* **Aim of the task**
In your copy, include every line of the listing below exactly but none of the pictures.

* **Provided data**

○ ○ ○ ○ ○ ○ ○

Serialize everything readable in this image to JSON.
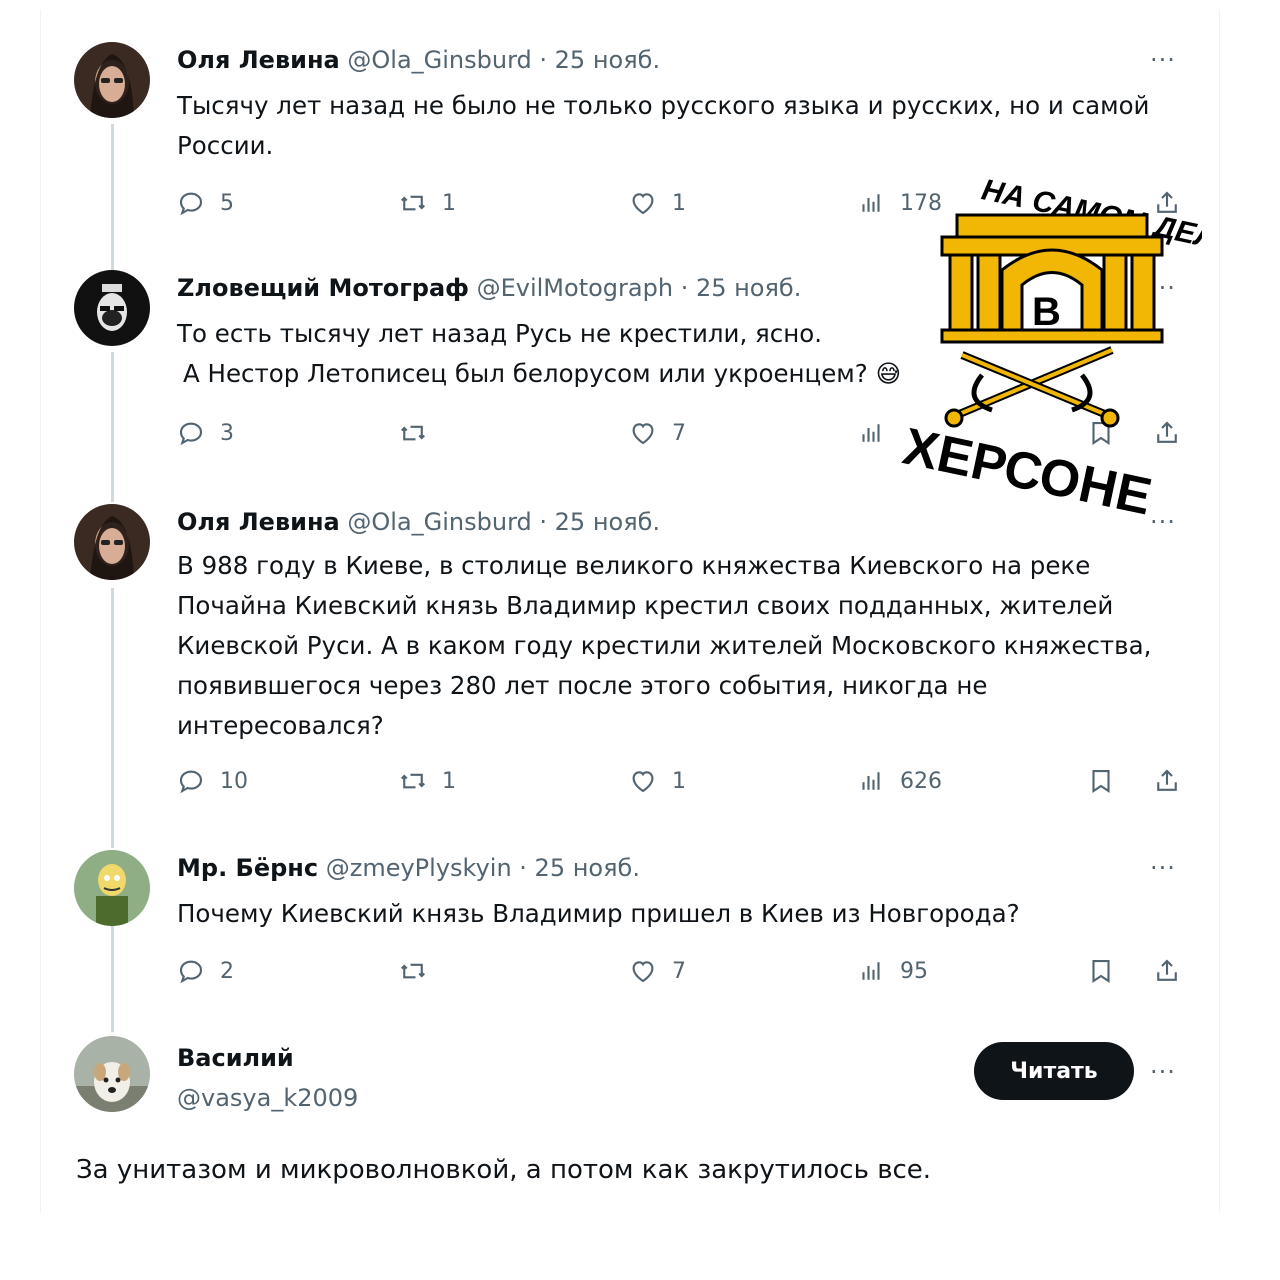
{
  "tweets": [
    {
      "name": "Оля Левина",
      "handle": "@Ola_Ginsburd",
      "date": "· 25 нояб.",
      "text": "Тысячу лет назад не было не только русского языка и русских, но и самой России.",
      "replies": "5",
      "reposts": "1",
      "likes": "1",
      "views": "178"
    },
    {
      "name": "Zловещий Мотограф",
      "handle": "@EvilMotograph",
      "date": "· 25 нояб.",
      "line1": "То есть тысячу лет назад Русь не крестили, ясно.",
      "line2": "А Нестор Летописец был белорусом или укроенцем? 😅",
      "replies": "3",
      "likes": "7"
    },
    {
      "name": "Оля Левина",
      "handle": "@Ola_Ginsburd",
      "date": "· 25 нояб.",
      "text": "В 988 году в Киеве, в столице великого княжества Киевского на реке Почайна Киевский князь Владимир крестил своих подданных, жителей Киевской Руси. А в каком году крестили жителей Московского княжества, появившегося через 280 лет после этого события, никогда не интересовался?",
      "replies": "10",
      "reposts": "1",
      "likes": "1",
      "views": "626"
    },
    {
      "name": "Мр. Бёрнс",
      "handle": "@zmeyPlyskyin",
      "date": "· 25 нояб.",
      "text": "Почему Киевский князь Владимир пришел в Киев из Новгорода?",
      "replies": "2",
      "likes": "7",
      "views": "95"
    }
  ],
  "main_tweet": {
    "name": "Василий",
    "handle": "@vasya_k2009",
    "follow_label": "Читать",
    "text": "За унитазом и микроволновкой, а потом как закрутилось все."
  },
  "logo": {
    "top_text": "НА САМОМ ДЕЛЕ",
    "letter": "В",
    "bottom_text": "ХЕРСОНЕ",
    "colors": {
      "gold": "#f2b705",
      "black": "#000000"
    }
  },
  "more_label": "···",
  "colors": {
    "text": "#0f1419",
    "secondary": "#536471",
    "thread_line": "#cfd9de",
    "button": "#0f1419"
  }
}
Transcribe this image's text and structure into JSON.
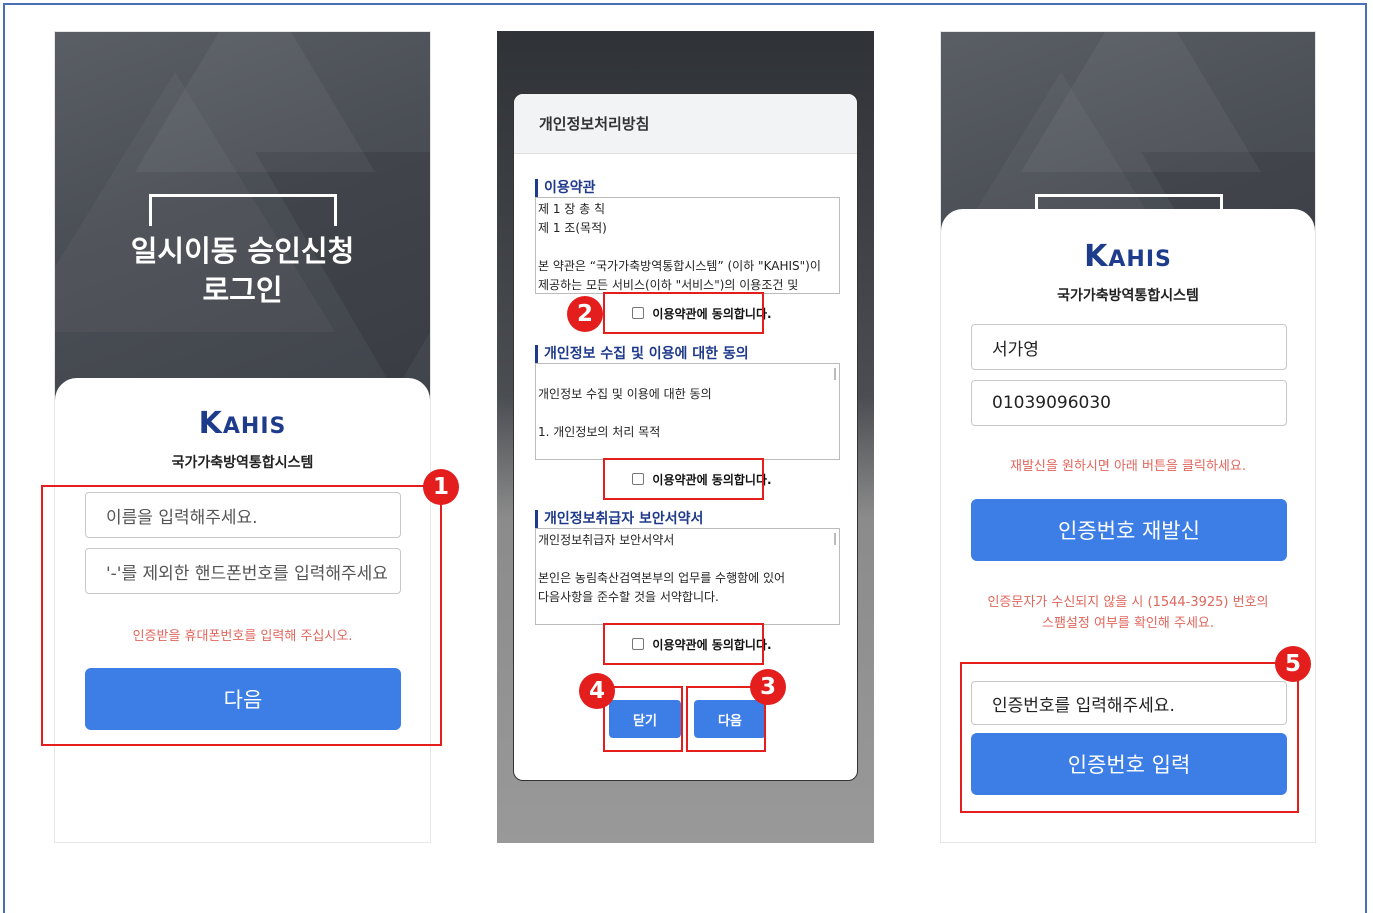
{
  "screen1": {
    "title_line1": "일시이동 승인신청",
    "title_line2": "로그인",
    "logo_k": "K",
    "logo_rest": "AHIS",
    "org_name": "국가가축방역통합시스템",
    "name_placeholder": "이름을 입력해주세요.",
    "phone_placeholder": "'-'를 제외한 핸드폰번호를 입력해주세요",
    "notice": "인증받을 휴대폰번호를 입력해 주십시오.",
    "next_label": "다음",
    "badge": "1"
  },
  "screen2": {
    "modal_title": "개인정보처리방침",
    "sections": [
      {
        "title": "이용약관",
        "lines": [
          "제 1 장 총 칙",
          "제 1 조(목적)",
          "",
          "  본 약관은 “국가가축방역통합시스템” (이하 \"KAHIS\")이",
          "제공하는 모든 서비스(이하 \"서비스\")의 이용조건 및"
        ],
        "agree": "이용약관에 동의합니다."
      },
      {
        "title": "개인정보 수집 및 이용에 대한 동의",
        "lines": [
          "",
          "개인정보 수집 및 이용에 대한 동의",
          "",
          "1. 개인정보의 처리 목적"
        ],
        "agree": "이용약관에 동의합니다."
      },
      {
        "title": "개인정보취급자 보안서약서",
        "lines": [
          "개인정보취급자 보안서약서",
          "",
          "본인은 농림축산검역본부의 업무를 수행함에 있어",
          "다음사항을 준수할 것을 서약합니다."
        ],
        "agree": "이용약관에 동의합니다."
      }
    ],
    "close_label": "닫기",
    "next_label": "다음",
    "badges": [
      "2",
      "3",
      "4"
    ]
  },
  "screen3": {
    "logo_k": "K",
    "logo_rest": "AHIS",
    "org_name": "국가가축방역통합시스템",
    "name_value": "서가영",
    "phone_value": "01039096030",
    "resend_notice": "재발신을 원하시면 아래 버튼을 클릭하세요.",
    "resend_label": "인증번호 재발신",
    "spam_notice_line1": "인증문자가 수신되지 않을 시 (1544-3925) 번호의",
    "spam_notice_line2": "스팸설정 여부를 확인해 주세요.",
    "code_placeholder": "인증번호를 입력해주세요.",
    "submit_label": "인증번호 입력",
    "badge": "5"
  },
  "colors": {
    "accent_blue": "#3c7ee6",
    "highlight_red": "#e41d1d",
    "notice_red": "#e0665c",
    "brand_navy": "#1e3c8c"
  }
}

○ ○ ○ ○ ○ ○ ○

* **Finished task**
Serialize everything readable in this image to JSON.
{
  "tweets": [
    {
      "name": "Оля Левина",
      "handle": "@Ola_Ginsburd",
      "date": "· 25 нояб.",
      "text": "Тысячу лет назад не было не только русского языка и русских, но и самой России.",
      "replies": "5",
      "reposts": "1",
      "likes": "1",
      "views": "178"
    },
    {
      "name": "Zловещий Мотограф",
      "handle": "@EvilMotograph",
      "date": "· 25 нояб.",
      "line1": "То есть тысячу лет назад Русь не крестили, ясно.",
      "line2": "А Нестор Летописец был белорусом или укроенцем? 😅",
      "replies": "3",
      "likes": "7"
    },
    {
      "name": "Оля Левина",
      "handle": "@Ola_Ginsburd",
      "date": "· 25 нояб.",
      "text": "В 988 году в Киеве, в столице великого княжества Киевского на реке Почайна Киевский князь Владимир крестил своих подданных, жителей Киевской Руси. А в каком году крестили жителей Московского княжества, появившегося через 280 лет после этого события, никогда не интересовался?",
      "replies": "10",
      "reposts": "1",
      "likes": "1",
      "views": "626"
    },
    {
      "name": "Мр. Бёрнс",
      "handle": "@zmeyPlyskyin",
      "date": "· 25 нояб.",
      "text": "Почему Киевский князь Владимир пришел в Киев из Новгорода?",
      "replies": "2",
      "likes": "7",
      "views": "95"
    }
  ],
  "main_tweet": {
    "name": "Василий",
    "handle": "@vasya_k2009",
    "follow_label": "Читать",
    "text": "За унитазом и микроволновкой, а потом как закрутилось все."
  },
  "logo": {
    "top_text": "НА САМОМ ДЕЛЕ",
    "letter": "В",
    "bottom_text": "ХЕРСОНЕ",
    "colors": {
      "gold": "#f2b705",
      "black": "#000000"
    }
  },
  "more_label": "···",
  "colors": {
    "text": "#0f1419",
    "secondary": "#536471",
    "thread_line": "#cfd9de",
    "button": "#0f1419"
  }
}
Transcribe this image's text and structure into JSON.
{
  "screen1": {
    "title_line1": "일시이동 승인신청",
    "title_line2": "로그인",
    "logo_k": "K",
    "logo_rest": "AHIS",
    "org_name": "국가가축방역통합시스템",
    "name_placeholder": "이름을 입력해주세요.",
    "phone_placeholder": "'-'를 제외한 핸드폰번호를 입력해주세요",
    "notice": "인증받을 휴대폰번호를 입력해 주십시오.",
    "next_label": "다음",
    "badge": "1"
  },
  "screen2": {
    "modal_title": "개인정보처리방침",
    "sections": [
      {
        "title": "이용약관",
        "lines": [
          "제 1 장 총 칙",
          "제 1 조(목적)",
          "",
          "  본 약관은 “국가가축방역통합시스템” (이하 \"KAHIS\")이",
          "제공하는 모든 서비스(이하 \"서비스\")의 이용조건 및"
        ],
        "agree": "이용약관에 동의합니다."
      },
      {
        "title": "개인정보 수집 및 이용에 대한 동의",
        "lines": [
          "",
          "개인정보 수집 및 이용에 대한 동의",
          "",
          "1. 개인정보의 처리 목적"
        ],
        "agree": "이용약관에 동의합니다."
      },
      {
        "title": "개인정보취급자 보안서약서",
        "lines": [
          "개인정보취급자 보안서약서",
          "",
          "본인은 농림축산검역본부의 업무를 수행함에 있어",
          "다음사항을 준수할 것을 서약합니다."
        ],
        "agree": "이용약관에 동의합니다."
      }
    ],
    "close_label": "닫기",
    "next_label": "다음",
    "badges": [
      "2",
      "3",
      "4"
    ]
  },
  "screen3": {
    "logo_k": "K",
    "logo_rest": "AHIS",
    "org_name": "국가가축방역통합시스템",
    "name_value": "서가영",
    "phone_value": "01039096030",
    "resend_notice": "재발신을 원하시면 아래 버튼을 클릭하세요.",
    "resend_label": "인증번호 재발신",
    "spam_notice_line1": "인증문자가 수신되지 않을 시 (1544-3925) 번호의",
    "spam_notice_line2": "스팸설정 여부를 확인해 주세요.",
    "code_placeholder": "인증번호를 입력해주세요.",
    "submit_label": "인증번호 입력",
    "badge": "5"
  },
  "colors": {
    "accent_blue": "#3c7ee6",
    "highlight_red": "#e41d1d",
    "notice_red": "#e0665c",
    "brand_navy": "#1e3c8c"
  }
}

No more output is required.